**Written task:** Set down all of the entries word for word, omitting the images they contain.

**Data items:**
:::

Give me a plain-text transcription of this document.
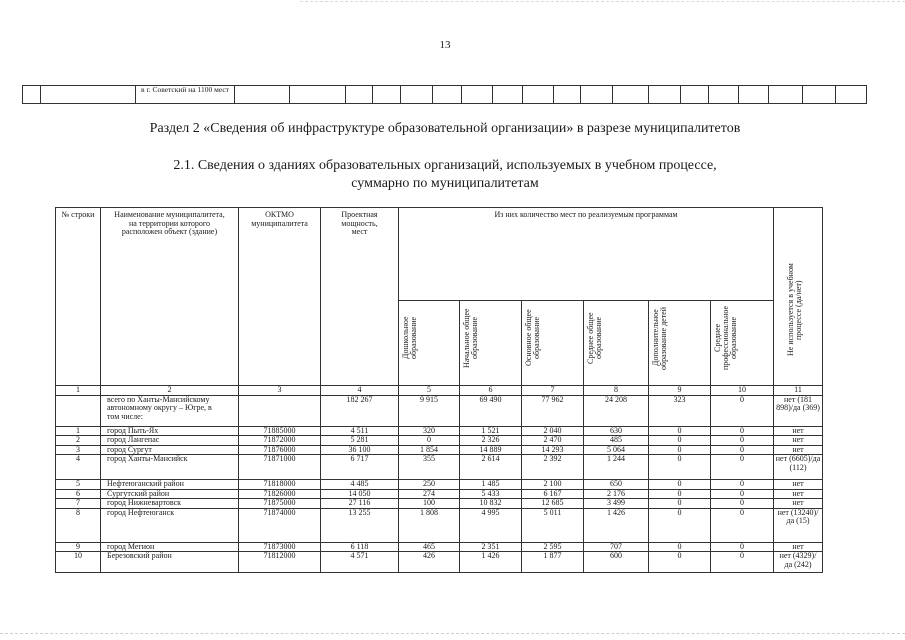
13
		в г. Советский на 1100 мест																			
Раздел 2 «Сведения об инфраструктуре образовательной организации» в разрезе муниципалитетов
2.1. Сведения о зданиях образовательных организаций, используемых в учебном процессе,
суммарно по муниципалитетам
№ строки	Наименование муниципалитета, на территории которого расположен объект (здание)	ОКТМО муниципалитета	Проектная мощность, мест	Из них количество мест по реализуемым программам						Не используется в учебном процессе (да/нет)

				Дошкольное образование	Начальное общее образование	Основное общее образование	Среднее общее образование	Дополнительное образование детей	Среднее профессиональное образование	

1	2	3	4	5	6	7	8	9	10	11
	всего по Ханты-Мансийскому автономному округу – Югре, в том числе:		182 267	9 915	69 490	77 962	24 208	323	0	нет (181 898)/да (369)
1	город Пыть-Ях	71885000	4 511	320	1 521	2 040	630	0	0	нет
2	город Лангепас	71872000	5 281	0	2 326	2 470	485	0	0	нет
3	город Сургут	71876000	36 100	1 854	14 889	14 293	5 064	0	0	нет
4	город Ханты-Мансийск	71871000	6 717	355	2 614	2 392	1 244	0	0	нет (6605)/да (112)
5	Нефтеюганский район	71818000	4 485	250	1 485	2 100	650	0	0	нет
6	Сургутский район	71826000	14 050	274	5 433	6 167	2 176	0	0	нет
7	город Нижневартовск	71875000	27 116	100	10 832	12 685	3 499	0	0	нет
8	город Нефтеюганск	71874000	13 255	1 808	4 995	5 011	1 426	0	0	нет (13240)/да (15)
9	город Мегион	71873000	6 118	465	2 351	2 595	707	0	0	нет
10	Березовский район	71812000	4 571	426	1 426	1 877	600	0	0	нет (4329)/ да (242)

:::

**In response:**
Give me a plain-text transcription of this document.
13
		в г. Советский на 1100 мест																			
Раздел 2 «Сведения об инфраструктуре образовательной организации» в разрезе муниципалитетов
2.1. Сведения о зданиях образовательных организаций, используемых в учебном процессе,
суммарно по муниципалитетам
№ строки	Наименование муниципалитета, на территории которого расположен объект (здание)	ОКТМО муниципалитета	Проектная мощность, мест	Из них количество мест по реализуемым программам						Не используется в учебном процессе (да/нет)

				Дошкольное образование	Начальное общее образование	Основное общее образование	Среднее общее образование	Дополнительное образование детей	Среднее профессиональное образование	

1	2	3	4	5	6	7	8	9	10	11
	всего по Ханты-Мансийскому автономному округу – Югре, в том числе:		182 267	9 915	69 490	77 962	24 208	323	0	нет (181 898)/да (369)
1	город Пыть-Ях	71885000	4 511	320	1 521	2 040	630	0	0	нет
2	город Лангепас	71872000	5 281	0	2 326	2 470	485	0	0	нет
3	город Сургут	71876000	36 100	1 854	14 889	14 293	5 064	0	0	нет
4	город Ханты-Мансийск	71871000	6 717	355	2 614	2 392	1 244	0	0	нет (6605)/да (112)
5	Нефтеюганский район	71818000	4 485	250	1 485	2 100	650	0	0	нет
6	Сургутский район	71826000	14 050	274	5 433	6 167	2 176	0	0	нет
7	город Нижневартовск	71875000	27 116	100	10 832	12 685	3 499	0	0	нет
8	город Нефтеюганск	71874000	13 255	1 808	4 995	5 011	1 426	0	0	нет (13240)/да (15)
9	город Мегион	71873000	6 118	465	2 351	2 595	707	0	0	нет
10	Березовский район	71812000	4 571	426	1 426	1 877	600	0	0	нет (4329)/ да (242)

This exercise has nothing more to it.